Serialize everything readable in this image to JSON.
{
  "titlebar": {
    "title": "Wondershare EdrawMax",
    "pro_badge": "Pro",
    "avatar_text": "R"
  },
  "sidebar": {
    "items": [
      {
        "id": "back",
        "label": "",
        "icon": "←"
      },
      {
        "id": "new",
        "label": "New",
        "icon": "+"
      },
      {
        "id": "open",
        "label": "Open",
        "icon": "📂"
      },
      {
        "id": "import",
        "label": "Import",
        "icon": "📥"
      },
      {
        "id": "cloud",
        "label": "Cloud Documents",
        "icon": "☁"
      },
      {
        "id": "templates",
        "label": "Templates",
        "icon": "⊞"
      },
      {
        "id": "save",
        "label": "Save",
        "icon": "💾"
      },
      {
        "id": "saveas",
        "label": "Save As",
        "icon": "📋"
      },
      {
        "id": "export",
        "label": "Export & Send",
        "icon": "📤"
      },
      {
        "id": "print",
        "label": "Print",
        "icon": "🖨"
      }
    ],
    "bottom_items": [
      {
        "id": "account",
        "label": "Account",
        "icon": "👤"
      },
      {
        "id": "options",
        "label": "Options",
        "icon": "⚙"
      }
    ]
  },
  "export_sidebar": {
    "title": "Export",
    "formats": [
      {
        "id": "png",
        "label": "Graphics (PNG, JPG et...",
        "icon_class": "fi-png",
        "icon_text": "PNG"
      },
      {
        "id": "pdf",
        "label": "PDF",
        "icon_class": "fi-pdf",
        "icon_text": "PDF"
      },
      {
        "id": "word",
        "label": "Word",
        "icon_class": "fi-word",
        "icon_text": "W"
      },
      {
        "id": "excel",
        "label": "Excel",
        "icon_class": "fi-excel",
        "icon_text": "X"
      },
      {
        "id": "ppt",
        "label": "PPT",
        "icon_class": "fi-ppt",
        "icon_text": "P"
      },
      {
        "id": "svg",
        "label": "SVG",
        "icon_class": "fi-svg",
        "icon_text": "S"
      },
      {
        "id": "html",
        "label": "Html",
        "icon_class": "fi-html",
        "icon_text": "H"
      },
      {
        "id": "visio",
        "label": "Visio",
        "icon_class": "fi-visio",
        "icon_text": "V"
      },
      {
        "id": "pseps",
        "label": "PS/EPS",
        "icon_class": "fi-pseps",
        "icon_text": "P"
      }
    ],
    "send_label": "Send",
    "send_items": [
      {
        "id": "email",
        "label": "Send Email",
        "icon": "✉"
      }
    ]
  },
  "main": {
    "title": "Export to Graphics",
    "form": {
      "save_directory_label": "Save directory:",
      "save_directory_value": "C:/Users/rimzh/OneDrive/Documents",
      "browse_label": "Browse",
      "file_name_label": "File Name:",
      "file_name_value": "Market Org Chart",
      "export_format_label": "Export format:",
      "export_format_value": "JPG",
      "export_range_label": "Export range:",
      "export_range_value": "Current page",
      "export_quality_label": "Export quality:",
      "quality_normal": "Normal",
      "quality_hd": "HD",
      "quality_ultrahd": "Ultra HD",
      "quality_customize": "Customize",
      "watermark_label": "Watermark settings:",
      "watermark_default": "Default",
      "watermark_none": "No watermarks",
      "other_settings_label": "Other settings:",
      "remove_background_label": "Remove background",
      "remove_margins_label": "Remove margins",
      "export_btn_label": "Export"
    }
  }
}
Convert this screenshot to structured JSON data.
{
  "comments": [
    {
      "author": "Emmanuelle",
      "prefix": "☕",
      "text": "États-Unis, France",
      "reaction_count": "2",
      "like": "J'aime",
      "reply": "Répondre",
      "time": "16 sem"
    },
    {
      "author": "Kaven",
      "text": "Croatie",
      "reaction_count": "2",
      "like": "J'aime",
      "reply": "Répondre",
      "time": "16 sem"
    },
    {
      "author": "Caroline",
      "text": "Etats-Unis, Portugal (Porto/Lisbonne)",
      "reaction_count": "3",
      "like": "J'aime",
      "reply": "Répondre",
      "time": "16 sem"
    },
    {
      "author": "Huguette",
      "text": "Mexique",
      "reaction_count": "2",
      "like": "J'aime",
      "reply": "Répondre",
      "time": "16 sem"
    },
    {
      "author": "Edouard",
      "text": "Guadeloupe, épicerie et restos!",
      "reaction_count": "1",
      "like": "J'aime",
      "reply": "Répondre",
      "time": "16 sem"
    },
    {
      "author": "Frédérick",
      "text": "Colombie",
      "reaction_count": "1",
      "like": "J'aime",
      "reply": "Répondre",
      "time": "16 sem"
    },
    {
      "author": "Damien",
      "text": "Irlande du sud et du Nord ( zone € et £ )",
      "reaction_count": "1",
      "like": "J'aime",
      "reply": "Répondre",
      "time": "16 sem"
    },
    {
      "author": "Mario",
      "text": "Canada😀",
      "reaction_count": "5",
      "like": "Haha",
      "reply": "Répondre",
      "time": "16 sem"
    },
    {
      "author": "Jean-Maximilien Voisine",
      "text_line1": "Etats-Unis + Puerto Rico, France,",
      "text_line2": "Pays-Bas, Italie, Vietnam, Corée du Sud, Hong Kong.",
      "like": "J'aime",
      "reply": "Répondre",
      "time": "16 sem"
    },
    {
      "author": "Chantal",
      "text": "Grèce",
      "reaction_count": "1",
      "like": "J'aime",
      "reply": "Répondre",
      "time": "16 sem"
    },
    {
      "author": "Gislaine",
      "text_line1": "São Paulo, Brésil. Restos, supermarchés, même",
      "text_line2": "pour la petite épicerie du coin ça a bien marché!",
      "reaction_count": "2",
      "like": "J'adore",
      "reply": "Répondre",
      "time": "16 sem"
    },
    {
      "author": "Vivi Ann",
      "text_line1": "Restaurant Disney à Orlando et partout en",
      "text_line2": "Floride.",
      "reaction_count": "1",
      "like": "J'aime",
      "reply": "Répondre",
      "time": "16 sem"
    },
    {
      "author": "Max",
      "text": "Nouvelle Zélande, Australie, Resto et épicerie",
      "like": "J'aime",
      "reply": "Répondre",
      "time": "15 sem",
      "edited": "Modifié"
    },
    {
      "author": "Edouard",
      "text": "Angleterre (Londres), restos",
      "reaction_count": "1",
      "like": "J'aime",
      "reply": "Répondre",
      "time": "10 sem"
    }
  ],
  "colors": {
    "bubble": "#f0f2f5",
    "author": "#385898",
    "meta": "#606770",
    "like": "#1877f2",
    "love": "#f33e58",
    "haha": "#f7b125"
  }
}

------

__WHAT THE TASK REQUIRES__. Retype all the material above precisely, with no line left out.

__WRITTEN RESPONSE__.
Serialize everything readable in this image to JSON.
{
  "titlebar": {
    "title": "Wondershare EdrawMax",
    "pro_badge": "Pro",
    "avatar_text": "R"
  },
  "sidebar": {
    "items": [
      {
        "id": "back",
        "label": "",
        "icon": "←"
      },
      {
        "id": "new",
        "label": "New",
        "icon": "+"
      },
      {
        "id": "open",
        "label": "Open",
        "icon": "📂"
      },
      {
        "id": "import",
        "label": "Import",
        "icon": "📥"
      },
      {
        "id": "cloud",
        "label": "Cloud Documents",
        "icon": "☁"
      },
      {
        "id": "templates",
        "label": "Templates",
        "icon": "⊞"
      },
      {
        "id": "save",
        "label": "Save",
        "icon": "💾"
      },
      {
        "id": "saveas",
        "label": "Save As",
        "icon": "📋"
      },
      {
        "id": "export",
        "label": "Export & Send",
        "icon": "📤"
      },
      {
        "id": "print",
        "label": "Print",
        "icon": "🖨"
      }
    ],
    "bottom_items": [
      {
        "id": "account",
        "label": "Account",
        "icon": "👤"
      },
      {
        "id": "options",
        "label": "Options",
        "icon": "⚙"
      }
    ]
  },
  "export_sidebar": {
    "title": "Export",
    "formats": [
      {
        "id": "png",
        "label": "Graphics (PNG, JPG et...",
        "icon_class": "fi-png",
        "icon_text": "PNG"
      },
      {
        "id": "pdf",
        "label": "PDF",
        "icon_class": "fi-pdf",
        "icon_text": "PDF"
      },
      {
        "id": "word",
        "label": "Word",
        "icon_class": "fi-word",
        "icon_text": "W"
      },
      {
        "id": "excel",
        "label": "Excel",
        "icon_class": "fi-excel",
        "icon_text": "X"
      },
      {
        "id": "ppt",
        "label": "PPT",
        "icon_class": "fi-ppt",
        "icon_text": "P"
      },
      {
        "id": "svg",
        "label": "SVG",
        "icon_class": "fi-svg",
        "icon_text": "S"
      },
      {
        "id": "html",
        "label": "Html",
        "icon_class": "fi-html",
        "icon_text": "H"
      },
      {
        "id": "visio",
        "label": "Visio",
        "icon_class": "fi-visio",
        "icon_text": "V"
      },
      {
        "id": "pseps",
        "label": "PS/EPS",
        "icon_class": "fi-pseps",
        "icon_text": "P"
      }
    ],
    "send_label": "Send",
    "send_items": [
      {
        "id": "email",
        "label": "Send Email",
        "icon": "✉"
      }
    ]
  },
  "main": {
    "title": "Export to Graphics",
    "form": {
      "save_directory_label": "Save directory:",
      "save_directory_value": "C:/Users/rimzh/OneDrive/Documents",
      "browse_label": "Browse",
      "file_name_label": "File Name:",
      "file_name_value": "Market Org Chart",
      "export_format_label": "Export format:",
      "export_format_value": "JPG",
      "export_range_label": "Export range:",
      "export_range_value": "Current page",
      "export_quality_label": "Export quality:",
      "quality_normal": "Normal",
      "quality_hd": "HD",
      "quality_ultrahd": "Ultra HD",
      "quality_customize": "Customize",
      "watermark_label": "Watermark settings:",
      "watermark_default": "Default",
      "watermark_none": "No watermarks",
      "other_settings_label": "Other settings:",
      "remove_background_label": "Remove background",
      "remove_margins_label": "Remove margins",
      "export_btn_label": "Export"
    }
  }
}
Convert this screenshot to structured JSON data.
{
  "comments": [
    {
      "author": "Emmanuelle",
      "prefix": "☕",
      "text": "États-Unis, France",
      "reaction_count": "2",
      "like": "J'aime",
      "reply": "Répondre",
      "time": "16 sem"
    },
    {
      "author": "Kaven",
      "text": "Croatie",
      "reaction_count": "2",
      "like": "J'aime",
      "reply": "Répondre",
      "time": "16 sem"
    },
    {
      "author": "Caroline",
      "text": "Etats-Unis, Portugal (Porto/Lisbonne)",
      "reaction_count": "3",
      "like": "J'aime",
      "reply": "Répondre",
      "time": "16 sem"
    },
    {
      "author": "Huguette",
      "text": "Mexique",
      "reaction_count": "2",
      "like": "J'aime",
      "reply": "Répondre",
      "time": "16 sem"
    },
    {
      "author": "Edouard",
      "text": "Guadeloupe, épicerie et restos!",
      "reaction_count": "1",
      "like": "J'aime",
      "reply": "Répondre",
      "time": "16 sem"
    },
    {
      "author": "Frédérick",
      "text": "Colombie",
      "reaction_count": "1",
      "like": "J'aime",
      "reply": "Répondre",
      "time": "16 sem"
    },
    {
      "author": "Damien",
      "text": "Irlande du sud et du Nord ( zone € et £ )",
      "reaction_count": "1",
      "like": "J'aime",
      "reply": "Répondre",
      "time": "16 sem"
    },
    {
      "author": "Mario",
      "text": "Canada😀",
      "reaction_count": "5",
      "like": "Haha",
      "reply": "Répondre",
      "time": "16 sem"
    },
    {
      "author": "Jean-Maximilien Voisine",
      "text_line1": "Etats-Unis + Puerto Rico, France,",
      "text_line2": "Pays-Bas, Italie, Vietnam, Corée du Sud, Hong Kong.",
      "like": "J'aime",
      "reply": "Répondre",
      "time": "16 sem"
    },
    {
      "author": "Chantal",
      "text": "Grèce",
      "reaction_count": "1",
      "like": "J'aime",
      "reply": "Répondre",
      "time": "16 sem"
    },
    {
      "author": "Gislaine",
      "text_line1": "São Paulo, Brésil. Restos, supermarchés, même",
      "text_line2": "pour la petite épicerie du coin ça a bien marché!",
      "reaction_count": "2",
      "like": "J'adore",
      "reply": "Répondre",
      "time": "16 sem"
    },
    {
      "author": "Vivi Ann",
      "text_line1": "Restaurant Disney à Orlando et partout en",
      "text_line2": "Floride.",
      "reaction_count": "1",
      "like": "J'aime",
      "reply": "Répondre",
      "time": "16 sem"
    },
    {
      "author": "Max",
      "text": "Nouvelle Zélande, Australie, Resto et épicerie",
      "like": "J'aime",
      "reply": "Répondre",
      "time": "15 sem",
      "edited": "Modifié"
    },
    {
      "author": "Edouard",
      "text": "Angleterre (Londres), restos",
      "reaction_count": "1",
      "like": "J'aime",
      "reply": "Répondre",
      "time": "10 sem"
    }
  ],
  "colors": {
    "bubble": "#f0f2f5",
    "author": "#385898",
    "meta": "#606770",
    "like": "#1877f2",
    "love": "#f33e58",
    "haha": "#f7b125"
  }
}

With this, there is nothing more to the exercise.